* start DATASET EXCERPTS *

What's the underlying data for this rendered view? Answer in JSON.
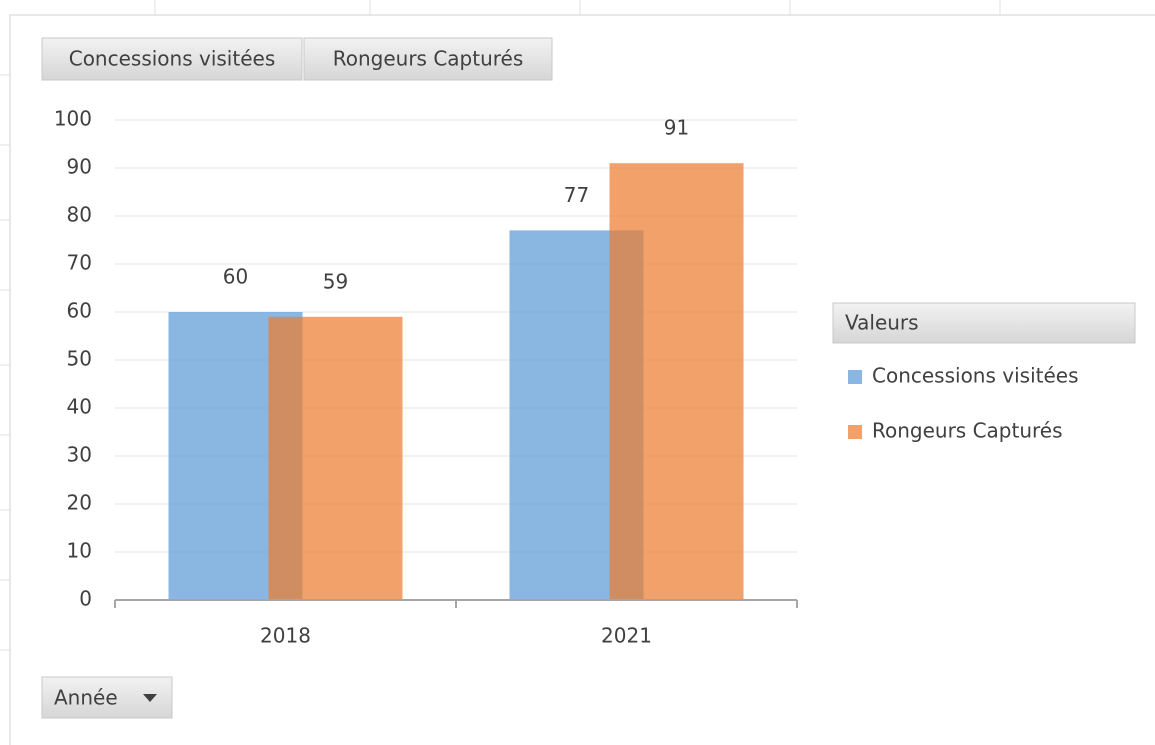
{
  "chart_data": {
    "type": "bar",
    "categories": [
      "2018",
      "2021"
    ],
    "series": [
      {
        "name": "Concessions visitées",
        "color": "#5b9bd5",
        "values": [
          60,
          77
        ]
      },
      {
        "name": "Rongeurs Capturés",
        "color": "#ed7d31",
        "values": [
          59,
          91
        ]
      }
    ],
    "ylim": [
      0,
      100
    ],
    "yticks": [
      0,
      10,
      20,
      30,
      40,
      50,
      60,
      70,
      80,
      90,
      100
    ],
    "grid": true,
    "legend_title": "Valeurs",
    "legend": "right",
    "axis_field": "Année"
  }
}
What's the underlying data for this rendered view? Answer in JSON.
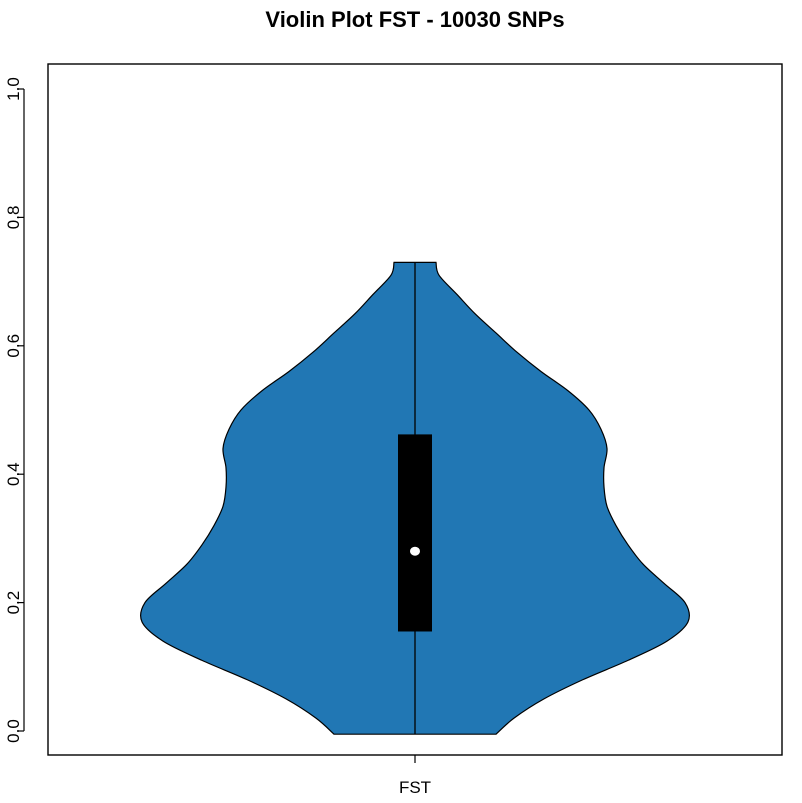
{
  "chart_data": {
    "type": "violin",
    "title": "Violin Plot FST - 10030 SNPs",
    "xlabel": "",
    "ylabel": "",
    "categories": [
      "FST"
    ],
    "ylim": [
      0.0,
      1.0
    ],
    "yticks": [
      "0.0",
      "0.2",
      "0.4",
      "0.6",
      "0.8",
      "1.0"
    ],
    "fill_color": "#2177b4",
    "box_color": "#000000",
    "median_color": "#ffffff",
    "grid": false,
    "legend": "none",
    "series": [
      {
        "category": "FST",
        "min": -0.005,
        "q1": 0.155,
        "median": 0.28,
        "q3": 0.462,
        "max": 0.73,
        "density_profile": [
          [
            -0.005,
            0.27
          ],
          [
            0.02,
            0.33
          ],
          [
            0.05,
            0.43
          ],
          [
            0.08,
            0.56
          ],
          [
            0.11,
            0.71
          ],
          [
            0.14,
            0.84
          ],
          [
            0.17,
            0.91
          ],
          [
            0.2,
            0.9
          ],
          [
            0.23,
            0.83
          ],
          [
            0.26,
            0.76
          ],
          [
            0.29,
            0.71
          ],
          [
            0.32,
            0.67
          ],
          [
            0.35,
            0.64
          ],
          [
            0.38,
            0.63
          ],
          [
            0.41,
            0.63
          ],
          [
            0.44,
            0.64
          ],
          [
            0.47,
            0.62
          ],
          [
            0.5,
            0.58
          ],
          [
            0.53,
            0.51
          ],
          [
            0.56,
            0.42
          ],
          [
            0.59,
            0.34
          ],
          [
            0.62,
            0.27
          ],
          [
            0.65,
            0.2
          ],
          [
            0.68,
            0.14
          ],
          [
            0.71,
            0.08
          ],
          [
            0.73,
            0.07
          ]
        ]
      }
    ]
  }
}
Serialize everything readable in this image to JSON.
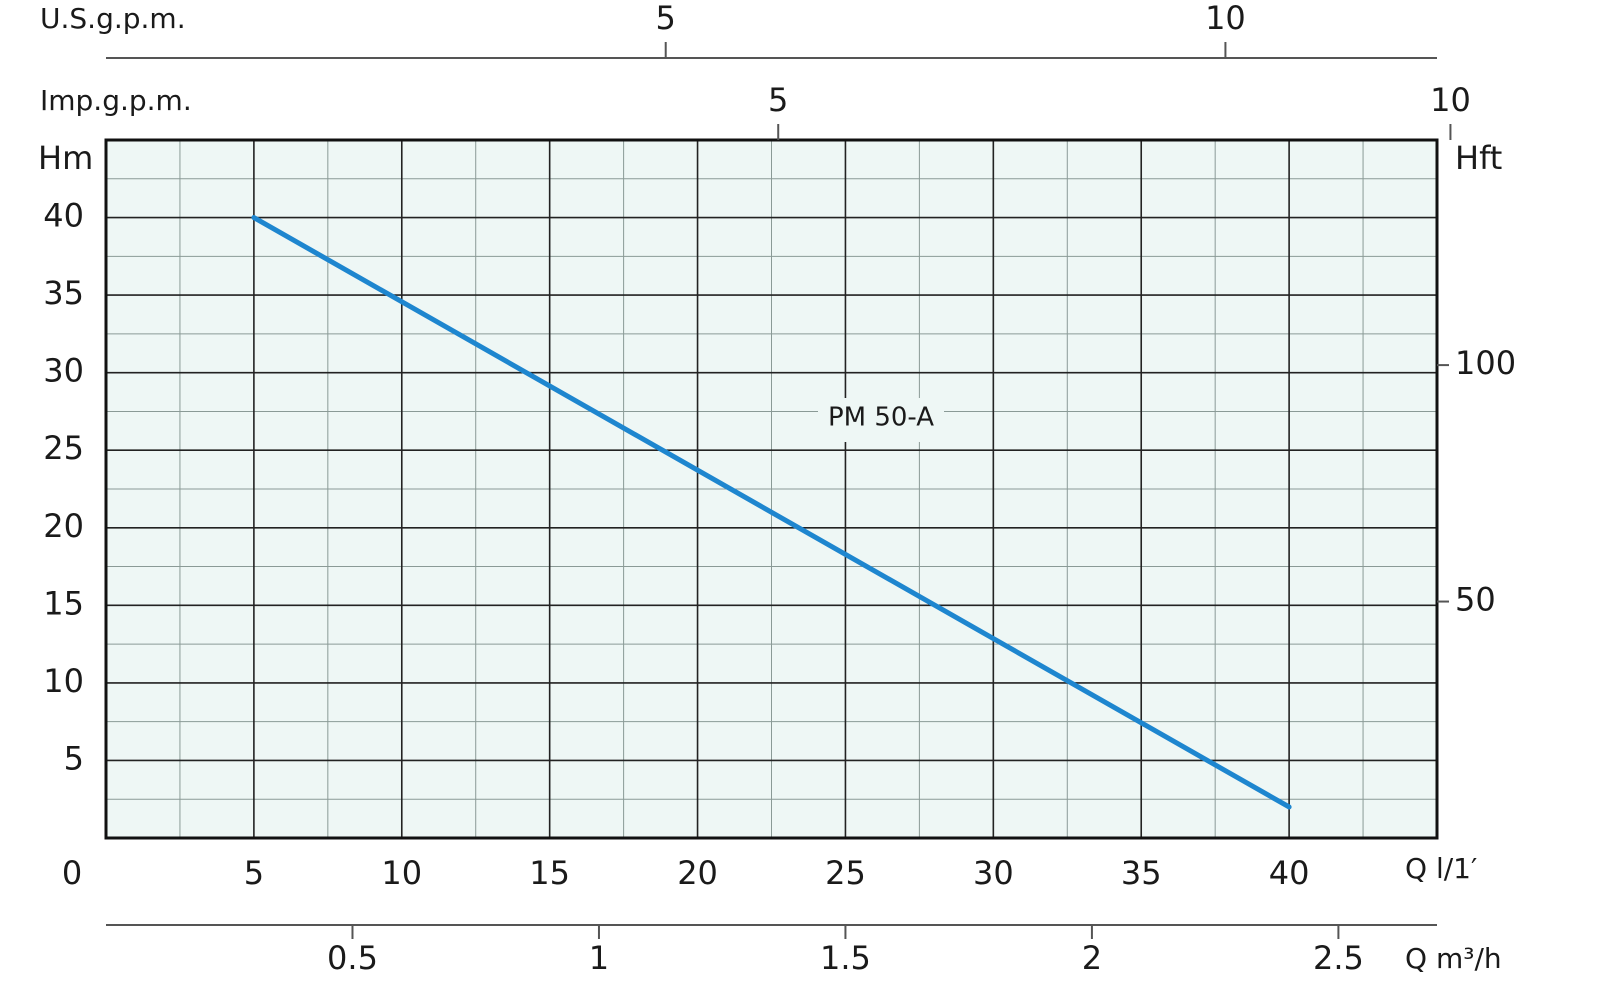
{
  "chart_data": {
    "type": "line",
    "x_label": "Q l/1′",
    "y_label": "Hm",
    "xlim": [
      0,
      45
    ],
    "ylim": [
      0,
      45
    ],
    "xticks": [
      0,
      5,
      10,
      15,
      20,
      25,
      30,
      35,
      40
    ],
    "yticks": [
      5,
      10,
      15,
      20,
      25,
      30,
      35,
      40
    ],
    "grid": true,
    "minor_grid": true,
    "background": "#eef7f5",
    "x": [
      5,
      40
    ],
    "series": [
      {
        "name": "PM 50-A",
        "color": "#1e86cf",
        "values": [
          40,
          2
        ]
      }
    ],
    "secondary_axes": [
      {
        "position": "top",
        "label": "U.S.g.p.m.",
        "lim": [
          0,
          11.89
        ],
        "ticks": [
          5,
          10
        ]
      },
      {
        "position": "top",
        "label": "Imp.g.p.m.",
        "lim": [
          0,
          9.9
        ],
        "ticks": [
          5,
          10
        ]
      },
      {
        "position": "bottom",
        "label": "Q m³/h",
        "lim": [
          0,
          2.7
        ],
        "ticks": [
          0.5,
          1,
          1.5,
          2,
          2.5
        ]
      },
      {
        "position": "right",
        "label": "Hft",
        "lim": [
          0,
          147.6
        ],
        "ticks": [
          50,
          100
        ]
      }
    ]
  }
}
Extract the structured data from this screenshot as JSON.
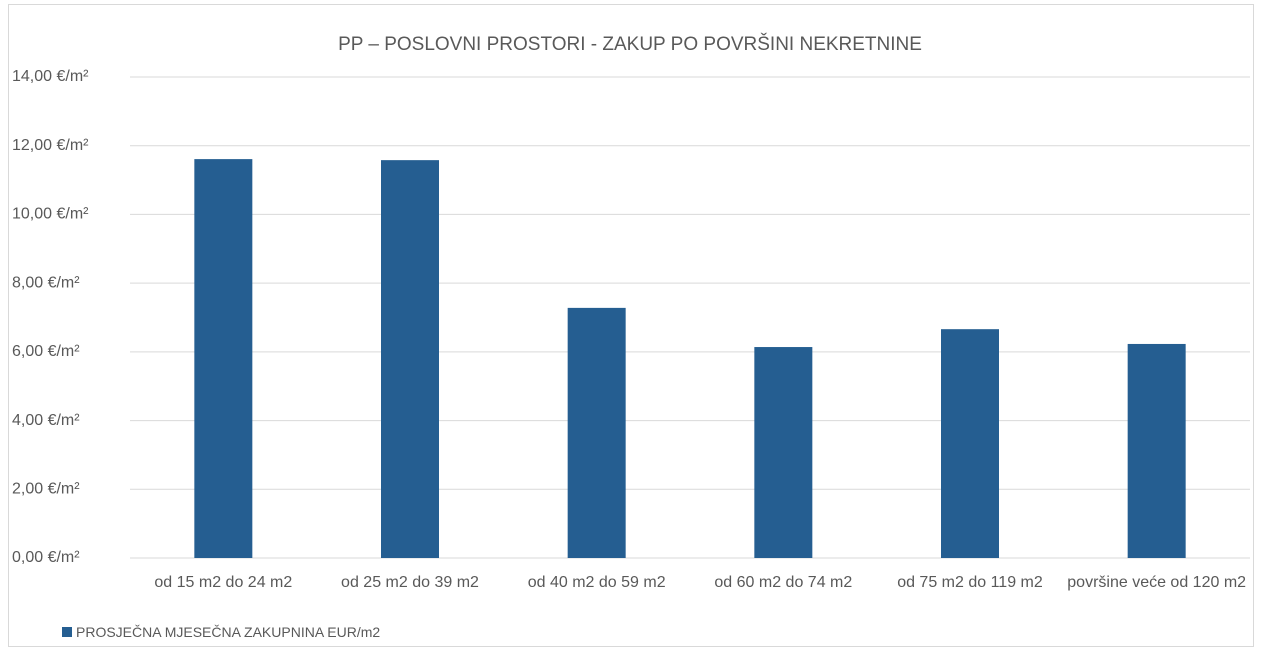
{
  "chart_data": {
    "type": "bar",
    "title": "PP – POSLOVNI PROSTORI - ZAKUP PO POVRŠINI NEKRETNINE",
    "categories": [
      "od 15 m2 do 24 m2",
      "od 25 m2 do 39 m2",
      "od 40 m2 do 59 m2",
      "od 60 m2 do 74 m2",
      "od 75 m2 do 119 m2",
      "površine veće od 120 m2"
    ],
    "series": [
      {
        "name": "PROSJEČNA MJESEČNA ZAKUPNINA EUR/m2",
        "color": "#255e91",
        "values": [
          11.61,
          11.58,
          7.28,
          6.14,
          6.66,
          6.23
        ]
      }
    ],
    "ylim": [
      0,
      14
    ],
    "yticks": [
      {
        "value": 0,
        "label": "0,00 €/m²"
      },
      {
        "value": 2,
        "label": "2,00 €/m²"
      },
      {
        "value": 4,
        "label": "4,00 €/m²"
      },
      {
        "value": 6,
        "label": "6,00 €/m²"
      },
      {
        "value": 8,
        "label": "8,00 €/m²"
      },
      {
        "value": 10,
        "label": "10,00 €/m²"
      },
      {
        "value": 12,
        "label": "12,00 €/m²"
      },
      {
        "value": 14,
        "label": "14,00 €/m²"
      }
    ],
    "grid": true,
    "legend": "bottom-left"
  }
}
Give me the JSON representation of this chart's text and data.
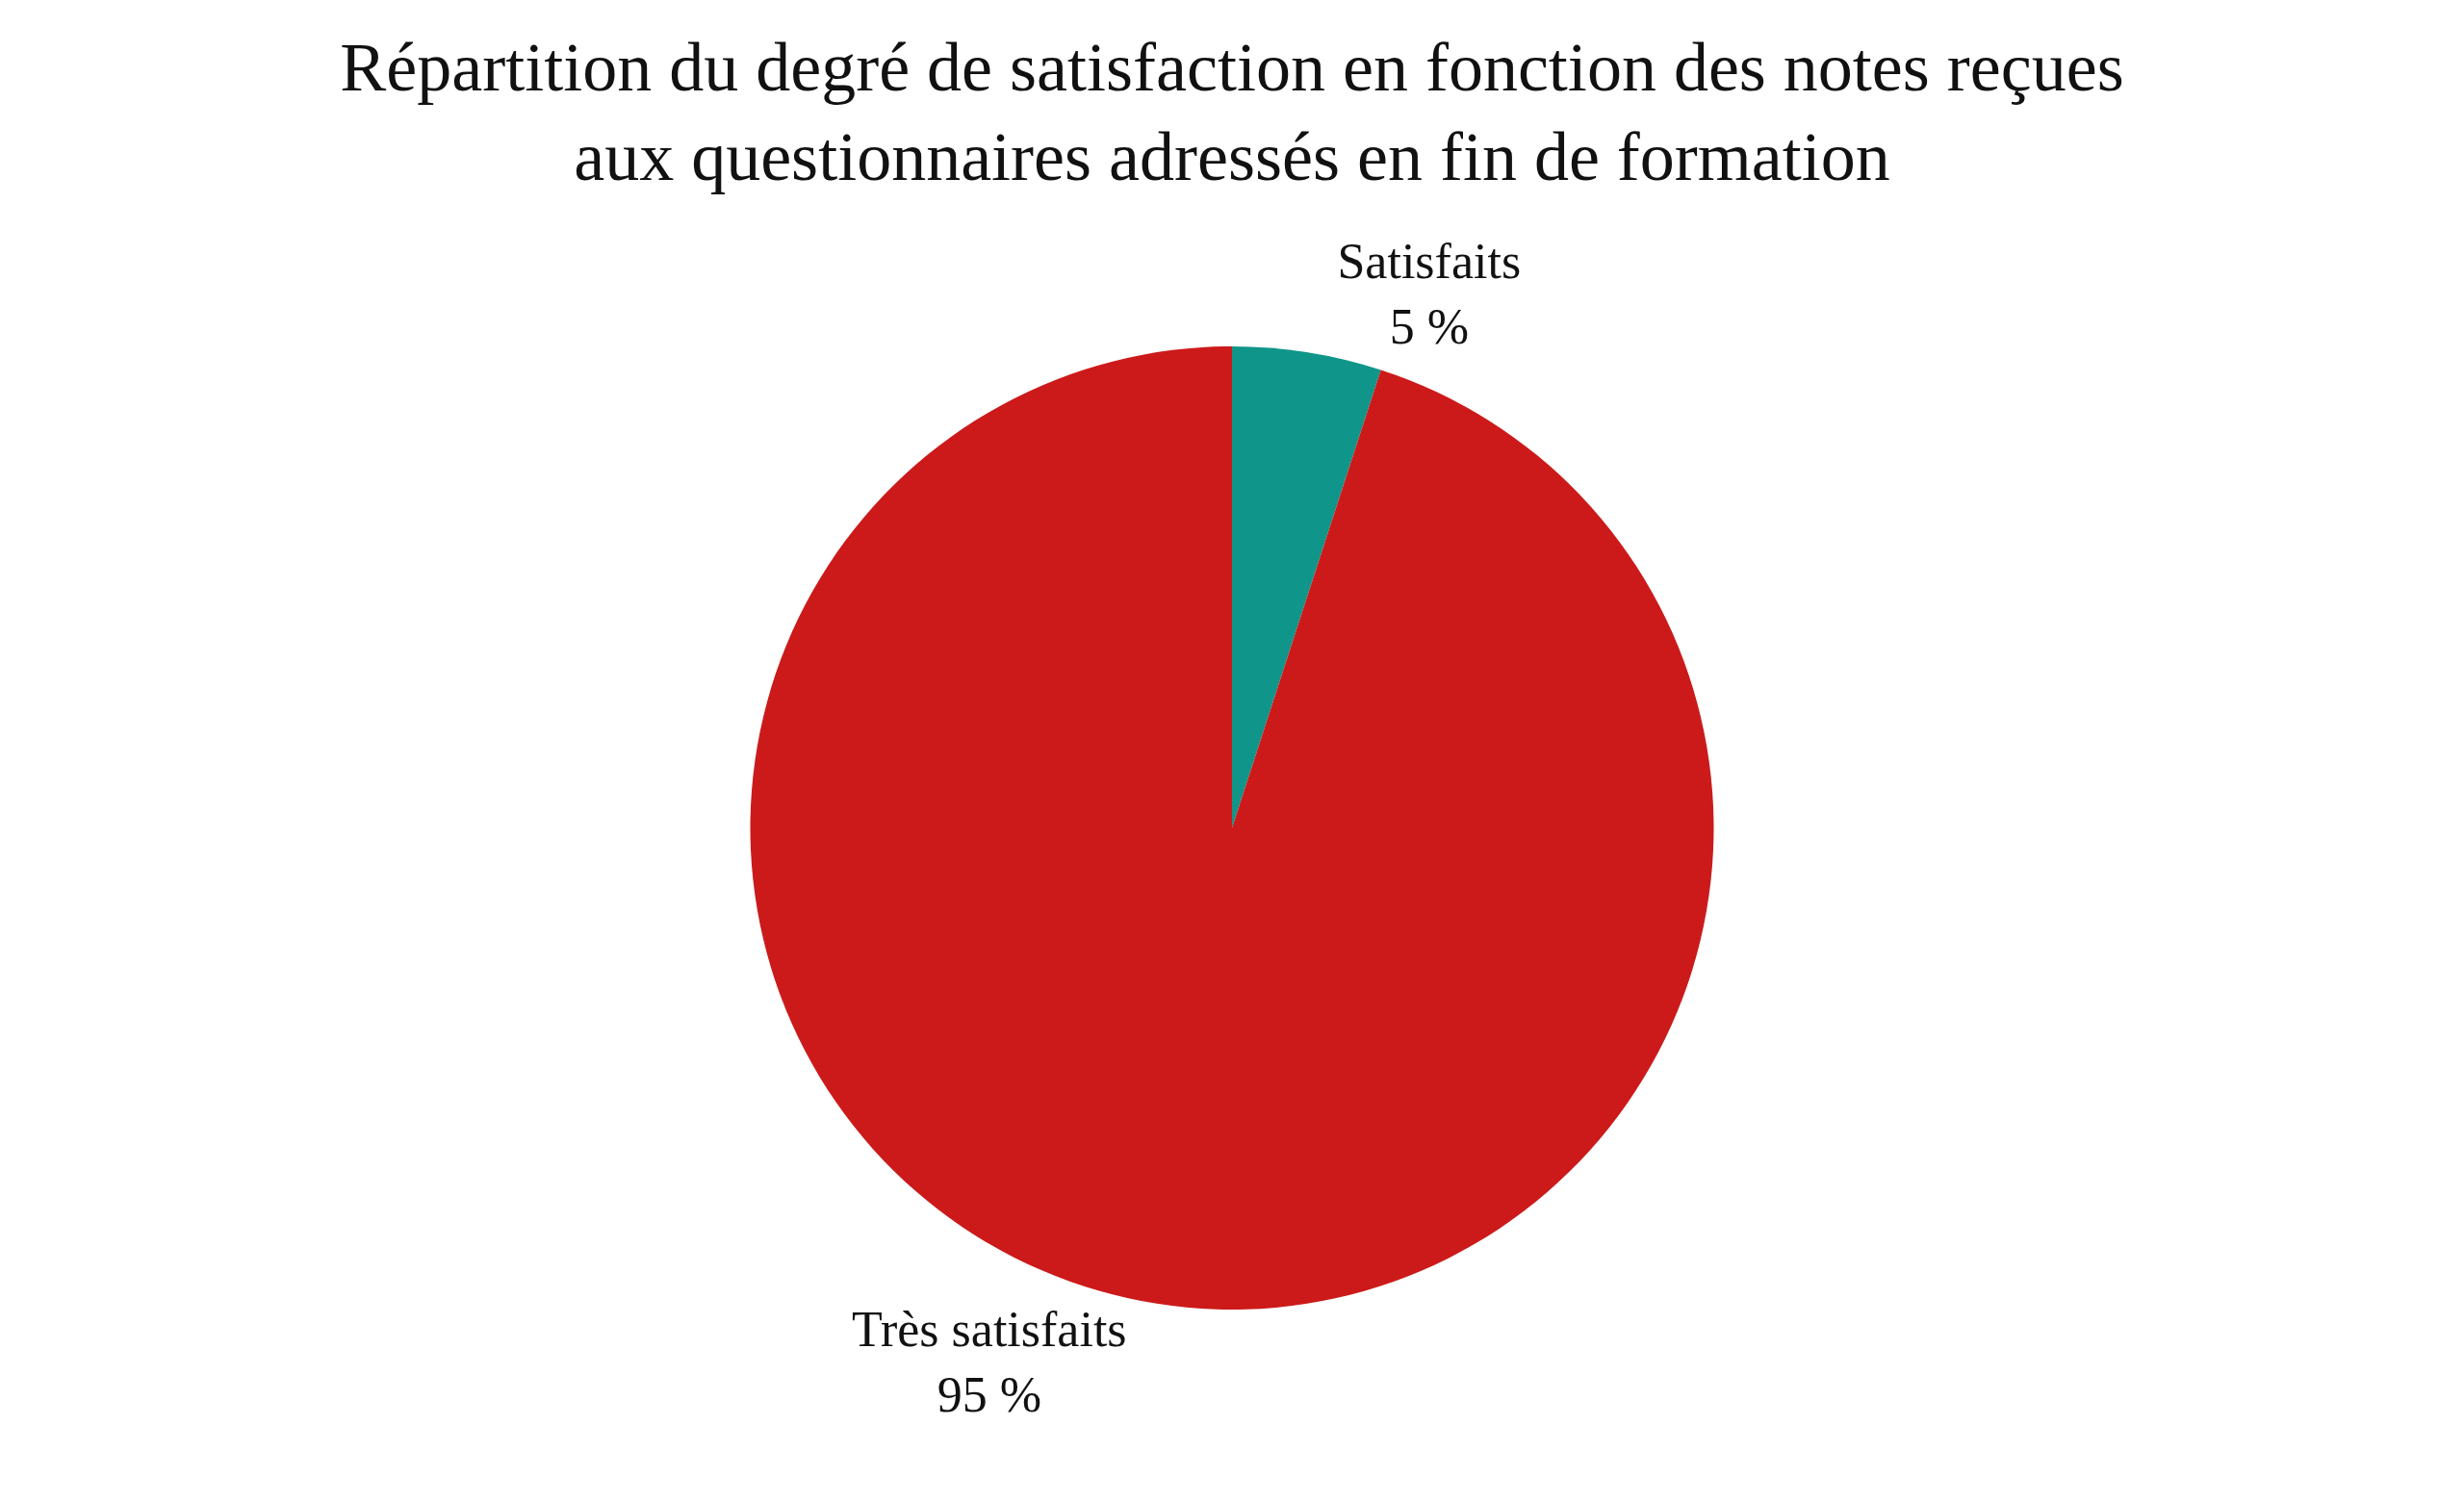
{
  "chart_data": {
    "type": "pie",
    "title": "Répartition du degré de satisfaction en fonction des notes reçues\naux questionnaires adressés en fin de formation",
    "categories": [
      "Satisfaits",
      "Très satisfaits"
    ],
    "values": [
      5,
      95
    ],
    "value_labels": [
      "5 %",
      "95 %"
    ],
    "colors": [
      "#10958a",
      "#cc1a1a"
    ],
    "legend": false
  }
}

* end DATASET EXCERPTS *

- AIM OF THE TASK -
Copy out every line of the material above that mentions the word "type".

- ANSWER FOR THE TASK -
    "type": "bar",
    "type": "violin",
    "type": "line",
    "type": "bar",
    "type": "pie",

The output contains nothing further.